#### [RECORDS PROVIDED]
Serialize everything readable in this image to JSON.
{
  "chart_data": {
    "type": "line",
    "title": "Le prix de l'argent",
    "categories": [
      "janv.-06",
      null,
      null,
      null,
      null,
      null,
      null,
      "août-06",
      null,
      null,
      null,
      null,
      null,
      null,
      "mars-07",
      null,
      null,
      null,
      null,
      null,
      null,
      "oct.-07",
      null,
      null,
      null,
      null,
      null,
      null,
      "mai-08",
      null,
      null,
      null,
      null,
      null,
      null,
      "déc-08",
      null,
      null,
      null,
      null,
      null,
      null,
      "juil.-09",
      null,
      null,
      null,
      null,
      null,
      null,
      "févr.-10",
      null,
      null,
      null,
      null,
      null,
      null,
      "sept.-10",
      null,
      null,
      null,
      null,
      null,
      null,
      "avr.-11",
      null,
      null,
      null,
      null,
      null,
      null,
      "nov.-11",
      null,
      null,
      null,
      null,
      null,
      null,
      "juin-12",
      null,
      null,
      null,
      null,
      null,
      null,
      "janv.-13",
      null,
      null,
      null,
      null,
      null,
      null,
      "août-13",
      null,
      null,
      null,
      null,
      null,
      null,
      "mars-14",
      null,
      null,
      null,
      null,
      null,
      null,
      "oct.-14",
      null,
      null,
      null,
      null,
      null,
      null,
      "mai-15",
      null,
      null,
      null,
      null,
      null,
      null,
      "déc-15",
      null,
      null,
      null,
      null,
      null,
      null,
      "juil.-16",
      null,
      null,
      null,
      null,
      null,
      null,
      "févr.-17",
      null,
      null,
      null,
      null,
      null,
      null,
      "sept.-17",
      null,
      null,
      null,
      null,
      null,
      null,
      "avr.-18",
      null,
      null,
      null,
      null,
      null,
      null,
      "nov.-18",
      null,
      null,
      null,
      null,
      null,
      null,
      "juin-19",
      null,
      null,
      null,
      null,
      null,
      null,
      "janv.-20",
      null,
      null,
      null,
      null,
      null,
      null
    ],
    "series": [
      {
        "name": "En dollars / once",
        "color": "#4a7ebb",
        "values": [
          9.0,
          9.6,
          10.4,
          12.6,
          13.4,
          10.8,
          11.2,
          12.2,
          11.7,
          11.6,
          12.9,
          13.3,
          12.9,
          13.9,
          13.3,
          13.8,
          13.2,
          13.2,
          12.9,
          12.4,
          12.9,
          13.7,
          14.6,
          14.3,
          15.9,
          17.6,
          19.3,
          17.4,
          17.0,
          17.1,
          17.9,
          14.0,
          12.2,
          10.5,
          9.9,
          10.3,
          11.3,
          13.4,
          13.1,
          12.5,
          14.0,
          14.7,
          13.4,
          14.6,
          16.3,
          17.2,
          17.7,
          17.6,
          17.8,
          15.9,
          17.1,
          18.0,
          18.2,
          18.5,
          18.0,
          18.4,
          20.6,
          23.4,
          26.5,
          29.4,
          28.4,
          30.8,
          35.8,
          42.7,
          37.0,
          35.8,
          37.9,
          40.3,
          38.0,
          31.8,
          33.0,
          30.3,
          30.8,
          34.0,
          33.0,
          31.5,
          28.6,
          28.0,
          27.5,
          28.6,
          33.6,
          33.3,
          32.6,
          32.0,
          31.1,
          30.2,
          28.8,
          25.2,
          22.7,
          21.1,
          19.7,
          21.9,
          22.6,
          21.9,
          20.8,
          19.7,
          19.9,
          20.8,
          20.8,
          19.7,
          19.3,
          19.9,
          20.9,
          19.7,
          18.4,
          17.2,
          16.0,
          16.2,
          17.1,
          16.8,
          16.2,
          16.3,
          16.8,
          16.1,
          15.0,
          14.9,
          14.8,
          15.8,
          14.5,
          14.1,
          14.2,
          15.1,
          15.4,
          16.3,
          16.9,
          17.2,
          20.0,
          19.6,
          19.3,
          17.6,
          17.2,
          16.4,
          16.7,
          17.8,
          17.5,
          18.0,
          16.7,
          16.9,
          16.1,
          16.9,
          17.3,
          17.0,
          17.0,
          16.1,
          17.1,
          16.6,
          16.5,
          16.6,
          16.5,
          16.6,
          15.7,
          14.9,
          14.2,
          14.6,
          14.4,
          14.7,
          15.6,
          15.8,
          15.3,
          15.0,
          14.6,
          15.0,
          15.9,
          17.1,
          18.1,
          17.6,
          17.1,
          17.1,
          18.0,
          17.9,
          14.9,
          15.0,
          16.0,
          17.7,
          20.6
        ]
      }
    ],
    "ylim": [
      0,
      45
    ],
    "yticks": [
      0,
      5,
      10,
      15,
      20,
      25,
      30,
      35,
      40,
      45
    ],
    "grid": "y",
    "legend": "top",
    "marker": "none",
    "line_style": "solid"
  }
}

#### [SHORT EXERCISE]
Set all of the entries down again, exactly as they were given.

#### [REPLY TO THE EXERCISE]
Serialize everything readable in this image to JSON.
{
  "chart_data": {
    "type": "line",
    "title": "Le prix de l'argent",
    "categories": [
      "janv.-06",
      null,
      null,
      null,
      null,
      null,
      null,
      "août-06",
      null,
      null,
      null,
      null,
      null,
      null,
      "mars-07",
      null,
      null,
      null,
      null,
      null,
      null,
      "oct.-07",
      null,
      null,
      null,
      null,
      null,
      null,
      "mai-08",
      null,
      null,
      null,
      null,
      null,
      null,
      "déc-08",
      null,
      null,
      null,
      null,
      null,
      null,
      "juil.-09",
      null,
      null,
      null,
      null,
      null,
      null,
      "févr.-10",
      null,
      null,
      null,
      null,
      null,
      null,
      "sept.-10",
      null,
      null,
      null,
      null,
      null,
      null,
      "avr.-11",
      null,
      null,
      null,
      null,
      null,
      null,
      "nov.-11",
      null,
      null,
      null,
      null,
      null,
      null,
      "juin-12",
      null,
      null,
      null,
      null,
      null,
      null,
      "janv.-13",
      null,
      null,
      null,
      null,
      null,
      null,
      "août-13",
      null,
      null,
      null,
      null,
      null,
      null,
      "mars-14",
      null,
      null,
      null,
      null,
      null,
      null,
      "oct.-14",
      null,
      null,
      null,
      null,
      null,
      null,
      "mai-15",
      null,
      null,
      null,
      null,
      null,
      null,
      "déc-15",
      null,
      null,
      null,
      null,
      null,
      null,
      "juil.-16",
      null,
      null,
      null,
      null,
      null,
      null,
      "févr.-17",
      null,
      null,
      null,
      null,
      null,
      null,
      "sept.-17",
      null,
      null,
      null,
      null,
      null,
      null,
      "avr.-18",
      null,
      null,
      null,
      null,
      null,
      null,
      "nov.-18",
      null,
      null,
      null,
      null,
      null,
      null,
      "juin-19",
      null,
      null,
      null,
      null,
      null,
      null,
      "janv.-20",
      null,
      null,
      null,
      null,
      null,
      null
    ],
    "series": [
      {
        "name": "En dollars / once",
        "color": "#4a7ebb",
        "values": [
          9.0,
          9.6,
          10.4,
          12.6,
          13.4,
          10.8,
          11.2,
          12.2,
          11.7,
          11.6,
          12.9,
          13.3,
          12.9,
          13.9,
          13.3,
          13.8,
          13.2,
          13.2,
          12.9,
          12.4,
          12.9,
          13.7,
          14.6,
          14.3,
          15.9,
          17.6,
          19.3,
          17.4,
          17.0,
          17.1,
          17.9,
          14.0,
          12.2,
          10.5,
          9.9,
          10.3,
          11.3,
          13.4,
          13.1,
          12.5,
          14.0,
          14.7,
          13.4,
          14.6,
          16.3,
          17.2,
          17.7,
          17.6,
          17.8,
          15.9,
          17.1,
          18.0,
          18.2,
          18.5,
          18.0,
          18.4,
          20.6,
          23.4,
          26.5,
          29.4,
          28.4,
          30.8,
          35.8,
          42.7,
          37.0,
          35.8,
          37.9,
          40.3,
          38.0,
          31.8,
          33.0,
          30.3,
          30.8,
          34.0,
          33.0,
          31.5,
          28.6,
          28.0,
          27.5,
          28.6,
          33.6,
          33.3,
          32.6,
          32.0,
          31.1,
          30.2,
          28.8,
          25.2,
          22.7,
          21.1,
          19.7,
          21.9,
          22.6,
          21.9,
          20.8,
          19.7,
          19.9,
          20.8,
          20.8,
          19.7,
          19.3,
          19.9,
          20.9,
          19.7,
          18.4,
          17.2,
          16.0,
          16.2,
          17.1,
          16.8,
          16.2,
          16.3,
          16.8,
          16.1,
          15.0,
          14.9,
          14.8,
          15.8,
          14.5,
          14.1,
          14.2,
          15.1,
          15.4,
          16.3,
          16.9,
          17.2,
          20.0,
          19.6,
          19.3,
          17.6,
          17.2,
          16.4,
          16.7,
          17.8,
          17.5,
          18.0,
          16.7,
          16.9,
          16.1,
          16.9,
          17.3,
          17.0,
          17.0,
          16.1,
          17.1,
          16.6,
          16.5,
          16.6,
          16.5,
          16.6,
          15.7,
          14.9,
          14.2,
          14.6,
          14.4,
          14.7,
          15.6,
          15.8,
          15.3,
          15.0,
          14.6,
          15.0,
          15.9,
          17.1,
          18.1,
          17.6,
          17.1,
          17.1,
          18.0,
          17.9,
          14.9,
          15.0,
          16.0,
          17.7,
          20.6
        ]
      }
    ],
    "ylim": [
      0,
      45
    ],
    "yticks": [
      0,
      5,
      10,
      15,
      20,
      25,
      30,
      35,
      40,
      45
    ],
    "grid": "y",
    "legend": "top",
    "marker": "none",
    "line_style": "solid"
  }
}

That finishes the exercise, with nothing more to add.